| The task |
The records below need retyping in full; give them again exactly.

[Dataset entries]
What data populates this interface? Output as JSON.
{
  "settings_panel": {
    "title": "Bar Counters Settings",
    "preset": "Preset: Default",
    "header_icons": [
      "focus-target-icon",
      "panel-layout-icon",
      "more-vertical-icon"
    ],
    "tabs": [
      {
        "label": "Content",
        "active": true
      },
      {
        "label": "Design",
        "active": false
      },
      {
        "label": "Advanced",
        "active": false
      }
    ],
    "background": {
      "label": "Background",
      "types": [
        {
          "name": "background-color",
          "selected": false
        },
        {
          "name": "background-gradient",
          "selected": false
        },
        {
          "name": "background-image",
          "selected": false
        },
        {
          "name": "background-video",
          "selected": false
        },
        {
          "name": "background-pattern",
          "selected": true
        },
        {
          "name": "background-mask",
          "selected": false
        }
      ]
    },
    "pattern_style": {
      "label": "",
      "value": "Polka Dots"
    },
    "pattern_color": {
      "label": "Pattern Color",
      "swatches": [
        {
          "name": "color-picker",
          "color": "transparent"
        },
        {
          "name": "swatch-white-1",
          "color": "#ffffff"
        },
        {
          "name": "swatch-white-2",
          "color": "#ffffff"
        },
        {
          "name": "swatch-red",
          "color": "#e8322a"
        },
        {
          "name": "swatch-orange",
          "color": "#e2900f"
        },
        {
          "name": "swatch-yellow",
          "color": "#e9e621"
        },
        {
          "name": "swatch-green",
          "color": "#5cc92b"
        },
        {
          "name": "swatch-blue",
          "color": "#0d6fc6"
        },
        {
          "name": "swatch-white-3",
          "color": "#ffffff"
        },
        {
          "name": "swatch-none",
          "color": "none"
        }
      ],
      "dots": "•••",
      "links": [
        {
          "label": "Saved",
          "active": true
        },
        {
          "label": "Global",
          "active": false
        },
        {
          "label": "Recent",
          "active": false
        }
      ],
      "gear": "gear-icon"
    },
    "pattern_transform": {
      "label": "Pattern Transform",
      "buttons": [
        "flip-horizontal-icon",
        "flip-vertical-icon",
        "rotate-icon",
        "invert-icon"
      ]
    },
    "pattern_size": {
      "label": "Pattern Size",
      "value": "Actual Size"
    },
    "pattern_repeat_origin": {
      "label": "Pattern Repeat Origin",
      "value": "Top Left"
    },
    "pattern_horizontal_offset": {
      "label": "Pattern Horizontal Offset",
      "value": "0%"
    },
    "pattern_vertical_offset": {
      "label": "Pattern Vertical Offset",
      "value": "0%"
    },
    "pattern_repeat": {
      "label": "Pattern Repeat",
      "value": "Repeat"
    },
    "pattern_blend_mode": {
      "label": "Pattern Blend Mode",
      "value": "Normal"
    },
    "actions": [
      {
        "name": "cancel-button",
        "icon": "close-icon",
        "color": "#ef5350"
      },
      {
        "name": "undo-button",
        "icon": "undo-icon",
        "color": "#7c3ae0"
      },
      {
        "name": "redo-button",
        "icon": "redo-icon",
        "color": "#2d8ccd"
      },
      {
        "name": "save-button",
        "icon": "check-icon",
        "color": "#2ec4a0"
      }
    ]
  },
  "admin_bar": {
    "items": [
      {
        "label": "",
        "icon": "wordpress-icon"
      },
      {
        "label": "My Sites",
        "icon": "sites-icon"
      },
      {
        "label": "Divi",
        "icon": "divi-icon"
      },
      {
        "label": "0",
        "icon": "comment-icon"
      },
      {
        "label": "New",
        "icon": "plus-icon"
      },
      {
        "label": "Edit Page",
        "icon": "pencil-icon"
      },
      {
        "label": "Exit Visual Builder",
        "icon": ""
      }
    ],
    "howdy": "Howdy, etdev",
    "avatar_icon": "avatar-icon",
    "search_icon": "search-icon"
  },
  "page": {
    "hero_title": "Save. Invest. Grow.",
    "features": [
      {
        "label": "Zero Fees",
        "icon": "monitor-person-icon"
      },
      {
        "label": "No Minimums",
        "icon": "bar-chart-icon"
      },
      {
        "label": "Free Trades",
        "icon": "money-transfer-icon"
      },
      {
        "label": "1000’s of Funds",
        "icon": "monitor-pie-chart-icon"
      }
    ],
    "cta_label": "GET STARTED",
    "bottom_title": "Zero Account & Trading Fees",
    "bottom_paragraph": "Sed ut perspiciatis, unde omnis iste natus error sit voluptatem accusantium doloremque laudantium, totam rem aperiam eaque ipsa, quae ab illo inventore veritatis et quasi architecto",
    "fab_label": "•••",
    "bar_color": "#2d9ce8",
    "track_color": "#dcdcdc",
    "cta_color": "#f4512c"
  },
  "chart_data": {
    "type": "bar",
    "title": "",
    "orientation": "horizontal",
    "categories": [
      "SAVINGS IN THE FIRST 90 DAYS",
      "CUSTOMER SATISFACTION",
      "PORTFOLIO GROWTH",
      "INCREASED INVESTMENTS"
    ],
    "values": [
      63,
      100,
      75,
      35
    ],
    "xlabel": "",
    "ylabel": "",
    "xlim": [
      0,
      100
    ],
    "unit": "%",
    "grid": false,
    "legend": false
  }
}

| Correct answer |
What data populates this interface? Output as JSON.
{
  "settings_panel": {
    "title": "Bar Counters Settings",
    "preset": "Preset: Default",
    "header_icons": [
      "focus-target-icon",
      "panel-layout-icon",
      "more-vertical-icon"
    ],
    "tabs": [
      {
        "label": "Content",
        "active": true
      },
      {
        "label": "Design",
        "active": false
      },
      {
        "label": "Advanced",
        "active": false
      }
    ],
    "background": {
      "label": "Background",
      "types": [
        {
          "name": "background-color",
          "selected": false
        },
        {
          "name": "background-gradient",
          "selected": false
        },
        {
          "name": "background-image",
          "selected": false
        },
        {
          "name": "background-video",
          "selected": false
        },
        {
          "name": "background-pattern",
          "selected": true
        },
        {
          "name": "background-mask",
          "selected": false
        }
      ]
    },
    "pattern_style": {
      "label": "",
      "value": "Polka Dots"
    },
    "pattern_color": {
      "label": "Pattern Color",
      "swatches": [
        {
          "name": "color-picker",
          "color": "transparent"
        },
        {
          "name": "swatch-white-1",
          "color": "#ffffff"
        },
        {
          "name": "swatch-white-2",
          "color": "#ffffff"
        },
        {
          "name": "swatch-red",
          "color": "#e8322a"
        },
        {
          "name": "swatch-orange",
          "color": "#e2900f"
        },
        {
          "name": "swatch-yellow",
          "color": "#e9e621"
        },
        {
          "name": "swatch-green",
          "color": "#5cc92b"
        },
        {
          "name": "swatch-blue",
          "color": "#0d6fc6"
        },
        {
          "name": "swatch-white-3",
          "color": "#ffffff"
        },
        {
          "name": "swatch-none",
          "color": "none"
        }
      ],
      "dots": "•••",
      "links": [
        {
          "label": "Saved",
          "active": true
        },
        {
          "label": "Global",
          "active": false
        },
        {
          "label": "Recent",
          "active": false
        }
      ],
      "gear": "gear-icon"
    },
    "pattern_transform": {
      "label": "Pattern Transform",
      "buttons": [
        "flip-horizontal-icon",
        "flip-vertical-icon",
        "rotate-icon",
        "invert-icon"
      ]
    },
    "pattern_size": {
      "label": "Pattern Size",
      "value": "Actual Size"
    },
    "pattern_repeat_origin": {
      "label": "Pattern Repeat Origin",
      "value": "Top Left"
    },
    "pattern_horizontal_offset": {
      "label": "Pattern Horizontal Offset",
      "value": "0%"
    },
    "pattern_vertical_offset": {
      "label": "Pattern Vertical Offset",
      "value": "0%"
    },
    "pattern_repeat": {
      "label": "Pattern Repeat",
      "value": "Repeat"
    },
    "pattern_blend_mode": {
      "label": "Pattern Blend Mode",
      "value": "Normal"
    },
    "actions": [
      {
        "name": "cancel-button",
        "icon": "close-icon",
        "color": "#ef5350"
      },
      {
        "name": "undo-button",
        "icon": "undo-icon",
        "color": "#7c3ae0"
      },
      {
        "name": "redo-button",
        "icon": "redo-icon",
        "color": "#2d8ccd"
      },
      {
        "name": "save-button",
        "icon": "check-icon",
        "color": "#2ec4a0"
      }
    ]
  },
  "admin_bar": {
    "items": [
      {
        "label": "",
        "icon": "wordpress-icon"
      },
      {
        "label": "My Sites",
        "icon": "sites-icon"
      },
      {
        "label": "Divi",
        "icon": "divi-icon"
      },
      {
        "label": "0",
        "icon": "comment-icon"
      },
      {
        "label": "New",
        "icon": "plus-icon"
      },
      {
        "label": "Edit Page",
        "icon": "pencil-icon"
      },
      {
        "label": "Exit Visual Builder",
        "icon": ""
      }
    ],
    "howdy": "Howdy, etdev",
    "avatar_icon": "avatar-icon",
    "search_icon": "search-icon"
  },
  "page": {
    "hero_title": "Save. Invest. Grow.",
    "features": [
      {
        "label": "Zero Fees",
        "icon": "monitor-person-icon"
      },
      {
        "label": "No Minimums",
        "icon": "bar-chart-icon"
      },
      {
        "label": "Free Trades",
        "icon": "money-transfer-icon"
      },
      {
        "label": "1000’s of Funds",
        "icon": "monitor-pie-chart-icon"
      }
    ],
    "cta_label": "GET STARTED",
    "bottom_title": "Zero Account & Trading Fees",
    "bottom_paragraph": "Sed ut perspiciatis, unde omnis iste natus error sit voluptatem accusantium doloremque laudantium, totam rem aperiam eaque ipsa, quae ab illo inventore veritatis et quasi architecto",
    "fab_label": "•••",
    "bar_color": "#2d9ce8",
    "track_color": "#dcdcdc",
    "cta_color": "#f4512c"
  },
  "chart_data": {
    "type": "bar",
    "title": "",
    "orientation": "horizontal",
    "categories": [
      "SAVINGS IN THE FIRST 90 DAYS",
      "CUSTOMER SATISFACTION",
      "PORTFOLIO GROWTH",
      "INCREASED INVESTMENTS"
    ],
    "values": [
      63,
      100,
      75,
      35
    ],
    "xlabel": "",
    "ylabel": "",
    "xlim": [
      0,
      100
    ],
    "unit": "%",
    "grid": false,
    "legend": false
  }
}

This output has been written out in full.